# EXTRACTED TEXT

Barchi began his address by illustrating the difference between free speech and harassment, saying that placing “a swastika on the side of a building on campus” would not be a violation of the First Amendment, even if it might breach university policies against vandalism.
His argument drew an objection from a woman in the crowd, who said to applause, “it is not free speech.”
“If you take that swastika and put it on the door of a dormitory, that’s not protected,” Barchi argued in return, “but if it is a general building on the university, by first amendment rights, it’s protected.”
He went on to acknowledge the ongoing controversies surrounding Chikindas, Puar, and Adi, noting that “the one thing that is common to all of these is that they were all brought forward by The Algemeiner.”
Barchi called The Algemeiner — a newspaper in circulation for over 40 years — “a blog out of New York, which is the follow-on to what was a Yiddish-language newspaper that folded 10 years ago. They are the ones that have researched each one of these stories that have been picked up elsewhere.”
The Algemeiner’s print edition — which features English and Yiddish-language articles — has never gone out of business. Moreover, while The Algemeiner was the first to interview Chikindas, his postings were initially exposed by the Israellycool blog.
Barchi acknowledged that Chikindas — who described Judaism as “the most racist religion in the world” — made “crude jokes about Israel, Judaism, women, homosexuality, a whole lot of things which most of us would find repugnant.”
“On the other hand, they are also things that are covered by his First Amendment right to free speech,” the president argued. “You may not like what the guy says, but you have to like the fact that he can say it.”
Barchi said that his administration confirmed “with the state’s attorney and with our legal scholars” that Chikindas’ postings are constitutionally protected, “so there’s nothing there that is actionable.”
He added that the university is investigating whether Chikindas’ postings “create an environment in his work that would compromise his ability to teach or do research.”

# DATASET RECORDS
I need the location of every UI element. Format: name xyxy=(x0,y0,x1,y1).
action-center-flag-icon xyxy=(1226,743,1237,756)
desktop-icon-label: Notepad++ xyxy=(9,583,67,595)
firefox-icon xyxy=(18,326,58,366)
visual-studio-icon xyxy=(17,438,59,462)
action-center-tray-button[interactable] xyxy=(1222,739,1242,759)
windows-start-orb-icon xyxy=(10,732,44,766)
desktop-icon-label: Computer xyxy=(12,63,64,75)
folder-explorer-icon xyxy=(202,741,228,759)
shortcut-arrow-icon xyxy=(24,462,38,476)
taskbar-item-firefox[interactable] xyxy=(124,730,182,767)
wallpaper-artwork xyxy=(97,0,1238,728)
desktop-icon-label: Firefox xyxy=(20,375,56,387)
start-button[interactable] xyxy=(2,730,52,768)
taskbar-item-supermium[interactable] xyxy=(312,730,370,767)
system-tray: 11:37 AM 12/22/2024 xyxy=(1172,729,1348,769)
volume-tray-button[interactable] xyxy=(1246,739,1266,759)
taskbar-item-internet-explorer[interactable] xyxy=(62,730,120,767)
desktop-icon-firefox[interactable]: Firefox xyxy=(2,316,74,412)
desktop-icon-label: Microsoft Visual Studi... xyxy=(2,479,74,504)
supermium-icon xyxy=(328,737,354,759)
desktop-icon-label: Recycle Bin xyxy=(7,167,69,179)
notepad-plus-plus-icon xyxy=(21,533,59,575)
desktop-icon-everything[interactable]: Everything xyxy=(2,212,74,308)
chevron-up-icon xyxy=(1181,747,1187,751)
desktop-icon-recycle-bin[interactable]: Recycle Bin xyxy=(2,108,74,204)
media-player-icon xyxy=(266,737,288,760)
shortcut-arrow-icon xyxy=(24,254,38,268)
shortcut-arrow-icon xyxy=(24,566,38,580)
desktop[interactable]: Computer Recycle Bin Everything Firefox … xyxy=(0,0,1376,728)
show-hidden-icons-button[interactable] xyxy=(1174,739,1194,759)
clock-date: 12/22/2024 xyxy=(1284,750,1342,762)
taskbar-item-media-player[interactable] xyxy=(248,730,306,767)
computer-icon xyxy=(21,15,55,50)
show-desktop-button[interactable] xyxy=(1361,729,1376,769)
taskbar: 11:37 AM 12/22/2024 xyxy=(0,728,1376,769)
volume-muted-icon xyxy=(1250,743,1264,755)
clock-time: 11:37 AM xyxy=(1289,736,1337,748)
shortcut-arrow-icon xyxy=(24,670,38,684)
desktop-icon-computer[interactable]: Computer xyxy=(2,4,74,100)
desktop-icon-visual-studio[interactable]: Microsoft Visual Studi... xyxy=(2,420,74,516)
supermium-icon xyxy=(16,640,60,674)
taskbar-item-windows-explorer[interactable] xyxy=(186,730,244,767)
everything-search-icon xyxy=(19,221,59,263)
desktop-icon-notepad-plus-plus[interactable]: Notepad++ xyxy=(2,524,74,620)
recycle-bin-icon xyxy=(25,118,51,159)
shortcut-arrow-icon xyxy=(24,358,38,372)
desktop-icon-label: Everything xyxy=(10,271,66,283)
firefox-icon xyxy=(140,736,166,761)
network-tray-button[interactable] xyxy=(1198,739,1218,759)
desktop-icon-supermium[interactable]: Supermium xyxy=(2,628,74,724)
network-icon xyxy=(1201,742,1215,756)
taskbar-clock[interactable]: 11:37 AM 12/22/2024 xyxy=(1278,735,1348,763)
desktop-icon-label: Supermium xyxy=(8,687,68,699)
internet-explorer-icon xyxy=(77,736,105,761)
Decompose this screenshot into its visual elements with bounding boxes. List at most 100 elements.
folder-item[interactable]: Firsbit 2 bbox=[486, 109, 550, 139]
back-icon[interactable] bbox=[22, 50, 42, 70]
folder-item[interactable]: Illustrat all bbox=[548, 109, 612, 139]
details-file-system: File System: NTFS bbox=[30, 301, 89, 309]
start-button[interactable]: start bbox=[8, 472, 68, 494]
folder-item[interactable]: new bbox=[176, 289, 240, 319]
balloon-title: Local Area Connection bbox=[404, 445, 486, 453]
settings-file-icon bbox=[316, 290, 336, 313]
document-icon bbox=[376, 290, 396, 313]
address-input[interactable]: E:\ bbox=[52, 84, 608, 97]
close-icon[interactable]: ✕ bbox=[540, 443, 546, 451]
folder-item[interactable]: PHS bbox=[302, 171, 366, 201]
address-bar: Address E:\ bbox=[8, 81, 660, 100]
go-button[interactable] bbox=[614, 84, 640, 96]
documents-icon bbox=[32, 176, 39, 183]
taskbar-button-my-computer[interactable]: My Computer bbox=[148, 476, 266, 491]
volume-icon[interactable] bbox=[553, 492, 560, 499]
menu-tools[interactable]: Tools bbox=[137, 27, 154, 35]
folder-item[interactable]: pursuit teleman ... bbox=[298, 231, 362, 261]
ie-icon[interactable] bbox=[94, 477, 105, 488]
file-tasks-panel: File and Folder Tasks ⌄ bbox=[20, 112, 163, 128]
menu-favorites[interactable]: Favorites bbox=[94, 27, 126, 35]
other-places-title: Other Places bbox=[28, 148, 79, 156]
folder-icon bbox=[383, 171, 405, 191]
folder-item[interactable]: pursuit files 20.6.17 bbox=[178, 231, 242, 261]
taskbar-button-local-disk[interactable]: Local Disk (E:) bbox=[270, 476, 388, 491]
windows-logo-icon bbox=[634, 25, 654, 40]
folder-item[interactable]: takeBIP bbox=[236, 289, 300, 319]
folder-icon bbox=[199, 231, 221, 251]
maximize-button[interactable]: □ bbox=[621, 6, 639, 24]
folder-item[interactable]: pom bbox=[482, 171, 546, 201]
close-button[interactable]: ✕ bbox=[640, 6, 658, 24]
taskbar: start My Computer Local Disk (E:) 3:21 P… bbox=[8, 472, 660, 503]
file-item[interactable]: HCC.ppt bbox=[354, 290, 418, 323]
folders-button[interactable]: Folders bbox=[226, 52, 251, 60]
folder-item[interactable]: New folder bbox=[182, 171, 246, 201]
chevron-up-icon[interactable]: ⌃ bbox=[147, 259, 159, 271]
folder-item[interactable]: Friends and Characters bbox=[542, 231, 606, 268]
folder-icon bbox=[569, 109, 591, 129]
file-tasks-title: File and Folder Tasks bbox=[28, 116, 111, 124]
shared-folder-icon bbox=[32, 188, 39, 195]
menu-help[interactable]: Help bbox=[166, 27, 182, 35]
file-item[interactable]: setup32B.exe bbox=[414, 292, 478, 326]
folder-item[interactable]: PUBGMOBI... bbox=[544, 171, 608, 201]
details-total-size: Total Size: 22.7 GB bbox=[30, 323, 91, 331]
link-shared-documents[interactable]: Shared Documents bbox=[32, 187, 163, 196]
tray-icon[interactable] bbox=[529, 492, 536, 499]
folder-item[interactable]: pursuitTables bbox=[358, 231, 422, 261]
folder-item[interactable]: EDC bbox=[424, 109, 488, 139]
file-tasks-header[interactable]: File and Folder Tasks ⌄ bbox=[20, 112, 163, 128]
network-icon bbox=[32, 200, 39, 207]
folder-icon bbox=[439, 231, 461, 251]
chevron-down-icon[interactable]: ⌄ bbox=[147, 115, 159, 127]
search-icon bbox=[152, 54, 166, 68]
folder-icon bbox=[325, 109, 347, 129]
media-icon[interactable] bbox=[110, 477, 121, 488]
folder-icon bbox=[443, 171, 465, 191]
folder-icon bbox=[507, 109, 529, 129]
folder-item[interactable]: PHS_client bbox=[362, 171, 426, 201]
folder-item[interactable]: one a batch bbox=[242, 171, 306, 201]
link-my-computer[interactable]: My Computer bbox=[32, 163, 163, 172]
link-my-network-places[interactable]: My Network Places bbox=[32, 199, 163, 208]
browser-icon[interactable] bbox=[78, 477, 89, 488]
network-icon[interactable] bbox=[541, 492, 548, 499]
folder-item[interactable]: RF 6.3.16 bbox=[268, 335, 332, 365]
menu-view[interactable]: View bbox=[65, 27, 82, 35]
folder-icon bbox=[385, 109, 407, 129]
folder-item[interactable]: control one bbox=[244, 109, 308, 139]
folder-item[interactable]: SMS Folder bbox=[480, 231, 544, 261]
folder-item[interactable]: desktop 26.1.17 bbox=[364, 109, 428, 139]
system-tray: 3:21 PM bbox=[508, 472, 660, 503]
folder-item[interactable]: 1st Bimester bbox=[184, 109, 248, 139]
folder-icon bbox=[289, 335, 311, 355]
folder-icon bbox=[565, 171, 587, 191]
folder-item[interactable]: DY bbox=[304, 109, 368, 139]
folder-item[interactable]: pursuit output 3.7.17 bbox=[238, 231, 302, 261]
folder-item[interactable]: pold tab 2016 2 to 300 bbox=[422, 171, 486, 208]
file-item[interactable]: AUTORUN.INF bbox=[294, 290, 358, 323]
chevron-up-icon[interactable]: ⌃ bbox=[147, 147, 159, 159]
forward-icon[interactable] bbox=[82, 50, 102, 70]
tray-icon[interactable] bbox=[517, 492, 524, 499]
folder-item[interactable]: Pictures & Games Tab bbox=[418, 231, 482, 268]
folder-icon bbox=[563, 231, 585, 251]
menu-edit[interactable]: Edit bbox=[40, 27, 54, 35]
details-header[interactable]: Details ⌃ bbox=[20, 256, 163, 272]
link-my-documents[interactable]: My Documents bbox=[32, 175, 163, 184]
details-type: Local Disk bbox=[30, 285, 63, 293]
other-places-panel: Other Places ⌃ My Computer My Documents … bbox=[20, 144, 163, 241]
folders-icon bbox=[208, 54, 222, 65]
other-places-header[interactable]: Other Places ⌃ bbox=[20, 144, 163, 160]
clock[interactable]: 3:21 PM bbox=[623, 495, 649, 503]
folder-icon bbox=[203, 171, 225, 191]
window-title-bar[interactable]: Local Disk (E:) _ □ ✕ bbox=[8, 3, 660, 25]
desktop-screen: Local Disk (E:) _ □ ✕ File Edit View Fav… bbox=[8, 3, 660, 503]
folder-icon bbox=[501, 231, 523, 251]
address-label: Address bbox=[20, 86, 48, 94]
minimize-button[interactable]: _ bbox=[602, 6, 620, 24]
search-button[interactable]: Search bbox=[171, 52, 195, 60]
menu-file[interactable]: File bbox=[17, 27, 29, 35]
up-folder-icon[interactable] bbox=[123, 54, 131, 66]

# INSTRUCTIONS TO FOLLOW
In the text about Barchi's address, which blog first exposed Chikindas's postings?

# FULL ANSWER
The Israellycool blog.